▶ _Problem details_:
Restate the material word for word and leave out anything that is a picture.

(Dataset entries)
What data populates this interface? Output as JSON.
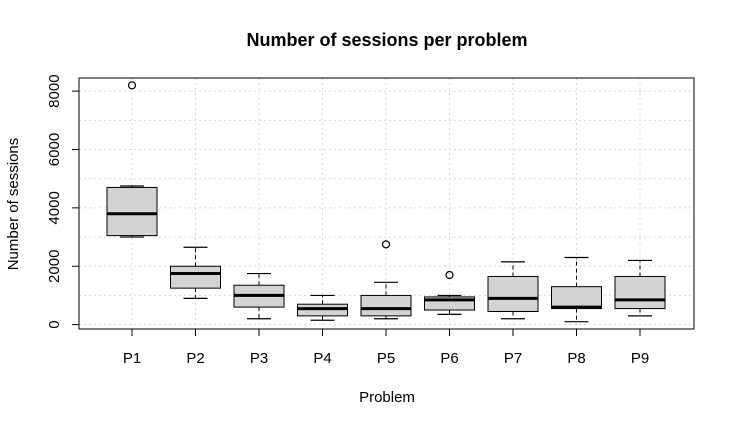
{
  "chart_data": {
    "type": "boxplot",
    "title": "Number of sessions per problem",
    "xlabel": "Problem",
    "ylabel": "Number of sessions",
    "categories": [
      "P1",
      "P2",
      "P3",
      "P4",
      "P5",
      "P6",
      "P7",
      "P8",
      "P9"
    ],
    "y_ticks": [
      "0",
      "2000",
      "4000",
      "6000",
      "8000"
    ],
    "ylim": [
      -150,
      8450
    ],
    "grid": true,
    "box_fill": "#d3d3d3",
    "boxes": [
      {
        "name": "P1",
        "whisker_low": 3000,
        "q1": 3050,
        "median": 3800,
        "q3": 4700,
        "whisker_high": 4750,
        "outliers": [
          8200
        ]
      },
      {
        "name": "P2",
        "whisker_low": 900,
        "q1": 1250,
        "median": 1750,
        "q3": 2000,
        "whisker_high": 2650,
        "outliers": []
      },
      {
        "name": "P3",
        "whisker_low": 200,
        "q1": 600,
        "median": 1000,
        "q3": 1350,
        "whisker_high": 1750,
        "outliers": []
      },
      {
        "name": "P4",
        "whisker_low": 150,
        "q1": 300,
        "median": 550,
        "q3": 700,
        "whisker_high": 1000,
        "outliers": []
      },
      {
        "name": "P5",
        "whisker_low": 200,
        "q1": 300,
        "median": 550,
        "q3": 1000,
        "whisker_high": 1450,
        "outliers": [
          2750
        ]
      },
      {
        "name": "P6",
        "whisker_low": 350,
        "q1": 500,
        "median": 850,
        "q3": 950,
        "whisker_high": 1000,
        "outliers": [
          1700
        ]
      },
      {
        "name": "P7",
        "whisker_low": 200,
        "q1": 450,
        "median": 900,
        "q3": 1650,
        "whisker_high": 2150,
        "outliers": []
      },
      {
        "name": "P8",
        "whisker_low": 100,
        "q1": 550,
        "median": 600,
        "q3": 1300,
        "whisker_high": 2300,
        "outliers": []
      },
      {
        "name": "P9",
        "whisker_low": 300,
        "q1": 550,
        "median": 850,
        "q3": 1650,
        "whisker_high": 2200,
        "outliers": []
      }
    ]
  }
}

▶ _Solution to the exercise_:
What data populates this interface? Output as JSON.
{
  "chart_data": {
    "type": "boxplot",
    "title": "Number of sessions per problem",
    "xlabel": "Problem",
    "ylabel": "Number of sessions",
    "categories": [
      "P1",
      "P2",
      "P3",
      "P4",
      "P5",
      "P6",
      "P7",
      "P8",
      "P9"
    ],
    "y_ticks": [
      "0",
      "2000",
      "4000",
      "6000",
      "8000"
    ],
    "ylim": [
      -150,
      8450
    ],
    "grid": true,
    "box_fill": "#d3d3d3",
    "boxes": [
      {
        "name": "P1",
        "whisker_low": 3000,
        "q1": 3050,
        "median": 3800,
        "q3": 4700,
        "whisker_high": 4750,
        "outliers": [
          8200
        ]
      },
      {
        "name": "P2",
        "whisker_low": 900,
        "q1": 1250,
        "median": 1750,
        "q3": 2000,
        "whisker_high": 2650,
        "outliers": []
      },
      {
        "name": "P3",
        "whisker_low": 200,
        "q1": 600,
        "median": 1000,
        "q3": 1350,
        "whisker_high": 1750,
        "outliers": []
      },
      {
        "name": "P4",
        "whisker_low": 150,
        "q1": 300,
        "median": 550,
        "q3": 700,
        "whisker_high": 1000,
        "outliers": []
      },
      {
        "name": "P5",
        "whisker_low": 200,
        "q1": 300,
        "median": 550,
        "q3": 1000,
        "whisker_high": 1450,
        "outliers": [
          2750
        ]
      },
      {
        "name": "P6",
        "whisker_low": 350,
        "q1": 500,
        "median": 850,
        "q3": 950,
        "whisker_high": 1000,
        "outliers": [
          1700
        ]
      },
      {
        "name": "P7",
        "whisker_low": 200,
        "q1": 450,
        "median": 900,
        "q3": 1650,
        "whisker_high": 2150,
        "outliers": []
      },
      {
        "name": "P8",
        "whisker_low": 100,
        "q1": 550,
        "median": 600,
        "q3": 1300,
        "whisker_high": 2300,
        "outliers": []
      },
      {
        "name": "P9",
        "whisker_low": 300,
        "q1": 550,
        "median": 850,
        "q3": 1650,
        "whisker_high": 2200,
        "outliers": []
      }
    ]
  }
}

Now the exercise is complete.